──────── EXTRACTED DATA
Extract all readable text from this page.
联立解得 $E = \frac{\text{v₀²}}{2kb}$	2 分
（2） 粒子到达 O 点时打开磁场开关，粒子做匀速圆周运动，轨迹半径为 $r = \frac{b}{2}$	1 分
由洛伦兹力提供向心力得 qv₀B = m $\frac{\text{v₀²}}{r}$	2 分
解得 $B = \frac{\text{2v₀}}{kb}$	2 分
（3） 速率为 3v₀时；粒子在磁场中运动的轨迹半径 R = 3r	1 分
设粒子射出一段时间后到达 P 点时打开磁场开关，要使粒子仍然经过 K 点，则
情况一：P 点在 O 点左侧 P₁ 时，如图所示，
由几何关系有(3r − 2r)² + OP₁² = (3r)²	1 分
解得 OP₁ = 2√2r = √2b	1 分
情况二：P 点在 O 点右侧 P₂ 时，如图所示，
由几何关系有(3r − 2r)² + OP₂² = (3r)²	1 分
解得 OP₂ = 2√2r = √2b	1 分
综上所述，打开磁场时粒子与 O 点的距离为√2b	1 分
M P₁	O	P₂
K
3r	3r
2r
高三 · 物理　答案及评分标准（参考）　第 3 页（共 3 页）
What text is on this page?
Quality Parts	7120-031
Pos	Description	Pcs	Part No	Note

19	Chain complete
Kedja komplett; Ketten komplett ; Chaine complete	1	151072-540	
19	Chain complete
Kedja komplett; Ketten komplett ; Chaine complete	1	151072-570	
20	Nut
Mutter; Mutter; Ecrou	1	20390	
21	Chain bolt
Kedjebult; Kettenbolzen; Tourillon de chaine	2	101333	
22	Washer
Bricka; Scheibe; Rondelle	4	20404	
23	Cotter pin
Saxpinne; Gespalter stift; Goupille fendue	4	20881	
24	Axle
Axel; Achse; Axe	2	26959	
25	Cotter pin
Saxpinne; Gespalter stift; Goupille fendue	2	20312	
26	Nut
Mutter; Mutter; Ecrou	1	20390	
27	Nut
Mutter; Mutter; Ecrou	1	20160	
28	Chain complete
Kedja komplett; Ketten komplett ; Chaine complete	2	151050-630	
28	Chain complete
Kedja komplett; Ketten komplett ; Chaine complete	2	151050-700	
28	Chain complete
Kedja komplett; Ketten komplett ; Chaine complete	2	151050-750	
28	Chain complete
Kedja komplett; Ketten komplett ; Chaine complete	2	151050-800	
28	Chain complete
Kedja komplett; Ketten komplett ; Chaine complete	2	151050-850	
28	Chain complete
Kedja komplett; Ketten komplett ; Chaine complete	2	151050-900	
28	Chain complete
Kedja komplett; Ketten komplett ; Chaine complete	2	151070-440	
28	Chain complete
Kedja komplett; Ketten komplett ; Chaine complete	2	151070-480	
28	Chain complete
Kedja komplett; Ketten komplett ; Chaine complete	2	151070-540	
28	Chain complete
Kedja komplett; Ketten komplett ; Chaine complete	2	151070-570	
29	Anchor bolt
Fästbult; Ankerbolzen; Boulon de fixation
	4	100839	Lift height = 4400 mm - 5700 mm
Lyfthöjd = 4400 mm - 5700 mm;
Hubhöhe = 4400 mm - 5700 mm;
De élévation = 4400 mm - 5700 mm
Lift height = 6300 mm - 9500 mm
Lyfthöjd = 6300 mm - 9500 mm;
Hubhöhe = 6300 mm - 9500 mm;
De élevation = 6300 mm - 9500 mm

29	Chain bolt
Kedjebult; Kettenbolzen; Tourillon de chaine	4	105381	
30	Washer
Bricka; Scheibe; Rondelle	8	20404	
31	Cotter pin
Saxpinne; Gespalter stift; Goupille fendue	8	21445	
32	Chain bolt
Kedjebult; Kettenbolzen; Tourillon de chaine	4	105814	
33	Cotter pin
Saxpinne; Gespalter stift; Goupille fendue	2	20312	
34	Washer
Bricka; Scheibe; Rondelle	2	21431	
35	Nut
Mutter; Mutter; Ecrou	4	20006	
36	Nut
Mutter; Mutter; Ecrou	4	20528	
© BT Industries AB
────────────────
*WHAT IS EXPECTED*.
Give an exact repetition of all the material.

*OUTPUT BELOW*.
Extract all readable text from this page.
联立解得 $E = \frac{\text{v₀²}}{2kb}$	2 分
（2） 粒子到达 O 点时打开磁场开关，粒子做匀速圆周运动，轨迹半径为 $r = \frac{b}{2}$	1 分
由洛伦兹力提供向心力得 qv₀B = m $\frac{\text{v₀²}}{r}$	2 分
解得 $B = \frac{\text{2v₀}}{kb}$	2 分
（3） 速率为 3v₀时；粒子在磁场中运动的轨迹半径 R = 3r	1 分
设粒子射出一段时间后到达 P 点时打开磁场开关，要使粒子仍然经过 K 点，则
情况一：P 点在 O 点左侧 P₁ 时，如图所示，
由几何关系有(3r − 2r)² + OP₁² = (3r)²	1 分
解得 OP₁ = 2√2r = √2b	1 分
情况二：P 点在 O 点右侧 P₂ 时，如图所示，
由几何关系有(3r − 2r)² + OP₂² = (3r)²	1 分
解得 OP₂ = 2√2r = √2b	1 分
综上所述，打开磁场时粒子与 O 点的距离为√2b	1 分
M P₁	O	P₂
K
3r	3r
2r
高三 · 物理　答案及评分标准（参考）　第 3 页（共 3 页）
What text is on this page?
Quality Parts	7120-031
Pos	Description	Pcs	Part No	Note

19	Chain complete
Kedja komplett; Ketten komplett ; Chaine complete	1	151072-540	
19	Chain complete
Kedja komplett; Ketten komplett ; Chaine complete	1	151072-570	
20	Nut
Mutter; Mutter; Ecrou	1	20390	
21	Chain bolt
Kedjebult; Kettenbolzen; Tourillon de chaine	2	101333	
22	Washer
Bricka; Scheibe; Rondelle	4	20404	
23	Cotter pin
Saxpinne; Gespalter stift; Goupille fendue	4	20881	
24	Axle
Axel; Achse; Axe	2	26959	
25	Cotter pin
Saxpinne; Gespalter stift; Goupille fendue	2	20312	
26	Nut
Mutter; Mutter; Ecrou	1	20390	
27	Nut
Mutter; Mutter; Ecrou	1	20160	
28	Chain complete
Kedja komplett; Ketten komplett ; Chaine complete	2	151050-630	
28	Chain complete
Kedja komplett; Ketten komplett ; Chaine complete	2	151050-700	
28	Chain complete
Kedja komplett; Ketten komplett ; Chaine complete	2	151050-750	
28	Chain complete
Kedja komplett; Ketten komplett ; Chaine complete	2	151050-800	
28	Chain complete
Kedja komplett; Ketten komplett ; Chaine complete	2	151050-850	
28	Chain complete
Kedja komplett; Ketten komplett ; Chaine complete	2	151050-900	
28	Chain complete
Kedja komplett; Ketten komplett ; Chaine complete	2	151070-440	
28	Chain complete
Kedja komplett; Ketten komplett ; Chaine complete	2	151070-480	
28	Chain complete
Kedja komplett; Ketten komplett ; Chaine complete	2	151070-540	
28	Chain complete
Kedja komplett; Ketten komplett ; Chaine complete	2	151070-570	
29	Anchor bolt
Fästbult; Ankerbolzen; Boulon de fixation
	4	100839	Lift height = 4400 mm - 5700 mm
Lyfthöjd = 4400 mm - 5700 mm;
Hubhöhe = 4400 mm - 5700 mm;
De élévation = 4400 mm - 5700 mm
Lift height = 6300 mm - 9500 mm
Lyfthöjd = 6300 mm - 9500 mm;
Hubhöhe = 6300 mm - 9500 mm;
De élevation = 6300 mm - 9500 mm

29	Chain bolt
Kedjebult; Kettenbolzen; Tourillon de chaine	4	105381	
30	Washer
Bricka; Scheibe; Rondelle	8	20404	
31	Cotter pin
Saxpinne; Gespalter stift; Goupille fendue	8	21445	
32	Chain bolt
Kedjebult; Kettenbolzen; Tourillon de chaine	4	105814	
33	Cotter pin
Saxpinne; Gespalter stift; Goupille fendue	2	20312	
34	Washer
Bricka; Scheibe; Rondelle	2	21431	
35	Nut
Mutter; Mutter; Ecrou	4	20006	
36	Nut
Mutter; Mutter; Ecrou	4	20528	
© BT Industries AB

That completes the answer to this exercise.